-- START OF Input data --

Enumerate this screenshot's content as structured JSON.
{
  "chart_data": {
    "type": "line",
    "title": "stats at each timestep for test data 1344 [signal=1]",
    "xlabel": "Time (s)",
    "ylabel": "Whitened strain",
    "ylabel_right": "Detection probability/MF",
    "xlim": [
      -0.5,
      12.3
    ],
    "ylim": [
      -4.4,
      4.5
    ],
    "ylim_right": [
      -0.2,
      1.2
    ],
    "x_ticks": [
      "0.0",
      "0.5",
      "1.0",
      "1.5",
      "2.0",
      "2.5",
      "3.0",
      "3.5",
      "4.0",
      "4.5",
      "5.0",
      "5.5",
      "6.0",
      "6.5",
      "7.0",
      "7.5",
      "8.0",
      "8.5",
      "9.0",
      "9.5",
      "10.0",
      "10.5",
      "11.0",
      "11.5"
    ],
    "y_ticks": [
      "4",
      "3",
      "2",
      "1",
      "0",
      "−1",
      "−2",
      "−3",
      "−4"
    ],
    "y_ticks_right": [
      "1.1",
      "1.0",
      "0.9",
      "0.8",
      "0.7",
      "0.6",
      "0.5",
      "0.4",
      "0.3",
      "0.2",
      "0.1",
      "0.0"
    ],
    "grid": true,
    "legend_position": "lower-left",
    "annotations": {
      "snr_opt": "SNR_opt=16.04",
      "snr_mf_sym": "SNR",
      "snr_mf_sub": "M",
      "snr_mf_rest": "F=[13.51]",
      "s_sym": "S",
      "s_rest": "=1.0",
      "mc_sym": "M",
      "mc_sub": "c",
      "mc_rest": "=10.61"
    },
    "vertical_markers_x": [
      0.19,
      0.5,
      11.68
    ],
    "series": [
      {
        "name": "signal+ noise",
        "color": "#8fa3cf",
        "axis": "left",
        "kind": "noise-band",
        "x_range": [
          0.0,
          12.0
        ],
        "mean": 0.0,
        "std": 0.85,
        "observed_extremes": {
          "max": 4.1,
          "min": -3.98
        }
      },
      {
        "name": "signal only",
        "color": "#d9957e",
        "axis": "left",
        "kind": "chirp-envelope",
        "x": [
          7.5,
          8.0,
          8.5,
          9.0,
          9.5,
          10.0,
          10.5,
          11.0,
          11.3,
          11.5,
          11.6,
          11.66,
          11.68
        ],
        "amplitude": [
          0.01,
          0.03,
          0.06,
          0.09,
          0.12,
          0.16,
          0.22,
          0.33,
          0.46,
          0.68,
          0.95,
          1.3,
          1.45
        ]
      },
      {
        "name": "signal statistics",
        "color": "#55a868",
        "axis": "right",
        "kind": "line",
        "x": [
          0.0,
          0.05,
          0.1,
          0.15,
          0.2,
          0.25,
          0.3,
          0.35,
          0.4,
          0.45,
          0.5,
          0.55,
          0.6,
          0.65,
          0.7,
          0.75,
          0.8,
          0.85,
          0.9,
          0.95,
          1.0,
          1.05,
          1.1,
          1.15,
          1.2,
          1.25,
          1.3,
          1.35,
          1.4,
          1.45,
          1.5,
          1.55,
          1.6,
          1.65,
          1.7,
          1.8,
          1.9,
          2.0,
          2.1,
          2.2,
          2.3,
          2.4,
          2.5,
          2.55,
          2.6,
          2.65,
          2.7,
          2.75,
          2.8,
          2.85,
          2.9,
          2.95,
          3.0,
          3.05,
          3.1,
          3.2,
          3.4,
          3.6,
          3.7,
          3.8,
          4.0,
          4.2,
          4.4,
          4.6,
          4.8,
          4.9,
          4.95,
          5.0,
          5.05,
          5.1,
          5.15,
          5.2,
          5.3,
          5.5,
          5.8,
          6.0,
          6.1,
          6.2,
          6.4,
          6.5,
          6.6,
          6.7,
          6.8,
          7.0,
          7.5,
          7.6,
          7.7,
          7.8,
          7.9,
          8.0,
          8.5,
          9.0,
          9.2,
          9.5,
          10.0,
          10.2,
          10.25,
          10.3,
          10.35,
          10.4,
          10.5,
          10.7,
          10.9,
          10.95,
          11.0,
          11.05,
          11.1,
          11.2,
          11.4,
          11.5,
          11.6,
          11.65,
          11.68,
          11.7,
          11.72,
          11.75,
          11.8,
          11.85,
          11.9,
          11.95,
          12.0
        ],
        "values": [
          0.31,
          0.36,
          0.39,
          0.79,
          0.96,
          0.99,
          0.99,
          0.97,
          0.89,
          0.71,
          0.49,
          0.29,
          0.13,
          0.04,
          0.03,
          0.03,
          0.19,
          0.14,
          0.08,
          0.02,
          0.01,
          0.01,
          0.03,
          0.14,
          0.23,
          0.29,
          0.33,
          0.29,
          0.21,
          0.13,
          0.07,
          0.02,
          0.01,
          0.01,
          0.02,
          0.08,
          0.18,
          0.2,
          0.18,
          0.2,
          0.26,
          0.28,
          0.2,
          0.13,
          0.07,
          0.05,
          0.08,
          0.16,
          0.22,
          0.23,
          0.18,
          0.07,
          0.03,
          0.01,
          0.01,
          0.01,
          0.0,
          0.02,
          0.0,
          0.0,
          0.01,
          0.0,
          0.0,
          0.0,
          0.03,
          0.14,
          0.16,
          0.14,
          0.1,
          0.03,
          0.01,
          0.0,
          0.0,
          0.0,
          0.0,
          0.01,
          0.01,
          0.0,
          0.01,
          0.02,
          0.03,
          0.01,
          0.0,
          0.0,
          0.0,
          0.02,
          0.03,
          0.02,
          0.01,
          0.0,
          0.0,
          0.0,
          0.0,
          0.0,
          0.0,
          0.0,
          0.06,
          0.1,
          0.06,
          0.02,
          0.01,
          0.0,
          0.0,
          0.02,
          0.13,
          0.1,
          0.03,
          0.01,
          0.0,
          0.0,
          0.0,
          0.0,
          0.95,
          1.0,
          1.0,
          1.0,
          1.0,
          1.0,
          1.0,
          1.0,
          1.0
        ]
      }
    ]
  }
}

-- END OF Input data --

### Task directions
Write out the records shown above, exactly as they appear.

### Task result
Enumerate this screenshot's content as structured JSON.
{
  "chart_data": {
    "type": "line",
    "title": "stats at each timestep for test data 1344 [signal=1]",
    "xlabel": "Time (s)",
    "ylabel": "Whitened strain",
    "ylabel_right": "Detection probability/MF",
    "xlim": [
      -0.5,
      12.3
    ],
    "ylim": [
      -4.4,
      4.5
    ],
    "ylim_right": [
      -0.2,
      1.2
    ],
    "x_ticks": [
      "0.0",
      "0.5",
      "1.0",
      "1.5",
      "2.0",
      "2.5",
      "3.0",
      "3.5",
      "4.0",
      "4.5",
      "5.0",
      "5.5",
      "6.0",
      "6.5",
      "7.0",
      "7.5",
      "8.0",
      "8.5",
      "9.0",
      "9.5",
      "10.0",
      "10.5",
      "11.0",
      "11.5"
    ],
    "y_ticks": [
      "4",
      "3",
      "2",
      "1",
      "0",
      "−1",
      "−2",
      "−3",
      "−4"
    ],
    "y_ticks_right": [
      "1.1",
      "1.0",
      "0.9",
      "0.8",
      "0.7",
      "0.6",
      "0.5",
      "0.4",
      "0.3",
      "0.2",
      "0.1",
      "0.0"
    ],
    "grid": true,
    "legend_position": "lower-left",
    "annotations": {
      "snr_opt": "SNR_opt=16.04",
      "snr_mf_sym": "SNR",
      "snr_mf_sub": "M",
      "snr_mf_rest": "F=[13.51]",
      "s_sym": "S",
      "s_rest": "=1.0",
      "mc_sym": "M",
      "mc_sub": "c",
      "mc_rest": "=10.61"
    },
    "vertical_markers_x": [
      0.19,
      0.5,
      11.68
    ],
    "series": [
      {
        "name": "signal+ noise",
        "color": "#8fa3cf",
        "axis": "left",
        "kind": "noise-band",
        "x_range": [
          0.0,
          12.0
        ],
        "mean": 0.0,
        "std": 0.85,
        "observed_extremes": {
          "max": 4.1,
          "min": -3.98
        }
      },
      {
        "name": "signal only",
        "color": "#d9957e",
        "axis": "left",
        "kind": "chirp-envelope",
        "x": [
          7.5,
          8.0,
          8.5,
          9.0,
          9.5,
          10.0,
          10.5,
          11.0,
          11.3,
          11.5,
          11.6,
          11.66,
          11.68
        ],
        "amplitude": [
          0.01,
          0.03,
          0.06,
          0.09,
          0.12,
          0.16,
          0.22,
          0.33,
          0.46,
          0.68,
          0.95,
          1.3,
          1.45
        ]
      },
      {
        "name": "signal statistics",
        "color": "#55a868",
        "axis": "right",
        "kind": "line",
        "x": [
          0.0,
          0.05,
          0.1,
          0.15,
          0.2,
          0.25,
          0.3,
          0.35,
          0.4,
          0.45,
          0.5,
          0.55,
          0.6,
          0.65,
          0.7,
          0.75,
          0.8,
          0.85,
          0.9,
          0.95,
          1.0,
          1.05,
          1.1,
          1.15,
          1.2,
          1.25,
          1.3,
          1.35,
          1.4,
          1.45,
          1.5,
          1.55,
          1.6,
          1.65,
          1.7,
          1.8,
          1.9,
          2.0,
          2.1,
          2.2,
          2.3,
          2.4,
          2.5,
          2.55,
          2.6,
          2.65,
          2.7,
          2.75,
          2.8,
          2.85,
          2.9,
          2.95,
          3.0,
          3.05,
          3.1,
          3.2,
          3.4,
          3.6,
          3.7,
          3.8,
          4.0,
          4.2,
          4.4,
          4.6,
          4.8,
          4.9,
          4.95,
          5.0,
          5.05,
          5.1,
          5.15,
          5.2,
          5.3,
          5.5,
          5.8,
          6.0,
          6.1,
          6.2,
          6.4,
          6.5,
          6.6,
          6.7,
          6.8,
          7.0,
          7.5,
          7.6,
          7.7,
          7.8,
          7.9,
          8.0,
          8.5,
          9.0,
          9.2,
          9.5,
          10.0,
          10.2,
          10.25,
          10.3,
          10.35,
          10.4,
          10.5,
          10.7,
          10.9,
          10.95,
          11.0,
          11.05,
          11.1,
          11.2,
          11.4,
          11.5,
          11.6,
          11.65,
          11.68,
          11.7,
          11.72,
          11.75,
          11.8,
          11.85,
          11.9,
          11.95,
          12.0
        ],
        "values": [
          0.31,
          0.36,
          0.39,
          0.79,
          0.96,
          0.99,
          0.99,
          0.97,
          0.89,
          0.71,
          0.49,
          0.29,
          0.13,
          0.04,
          0.03,
          0.03,
          0.19,
          0.14,
          0.08,
          0.02,
          0.01,
          0.01,
          0.03,
          0.14,
          0.23,
          0.29,
          0.33,
          0.29,
          0.21,
          0.13,
          0.07,
          0.02,
          0.01,
          0.01,
          0.02,
          0.08,
          0.18,
          0.2,
          0.18,
          0.2,
          0.26,
          0.28,
          0.2,
          0.13,
          0.07,
          0.05,
          0.08,
          0.16,
          0.22,
          0.23,
          0.18,
          0.07,
          0.03,
          0.01,
          0.01,
          0.01,
          0.0,
          0.02,
          0.0,
          0.0,
          0.01,
          0.0,
          0.0,
          0.0,
          0.03,
          0.14,
          0.16,
          0.14,
          0.1,
          0.03,
          0.01,
          0.0,
          0.0,
          0.0,
          0.0,
          0.01,
          0.01,
          0.0,
          0.01,
          0.02,
          0.03,
          0.01,
          0.0,
          0.0,
          0.0,
          0.02,
          0.03,
          0.02,
          0.01,
          0.0,
          0.0,
          0.0,
          0.0,
          0.0,
          0.0,
          0.0,
          0.06,
          0.1,
          0.06,
          0.02,
          0.01,
          0.0,
          0.0,
          0.02,
          0.13,
          0.1,
          0.03,
          0.01,
          0.0,
          0.0,
          0.0,
          0.0,
          0.95,
          1.0,
          1.0,
          1.0,
          1.0,
          1.0,
          1.0,
          1.0,
          1.0
        ]
      }
    ]
  }
}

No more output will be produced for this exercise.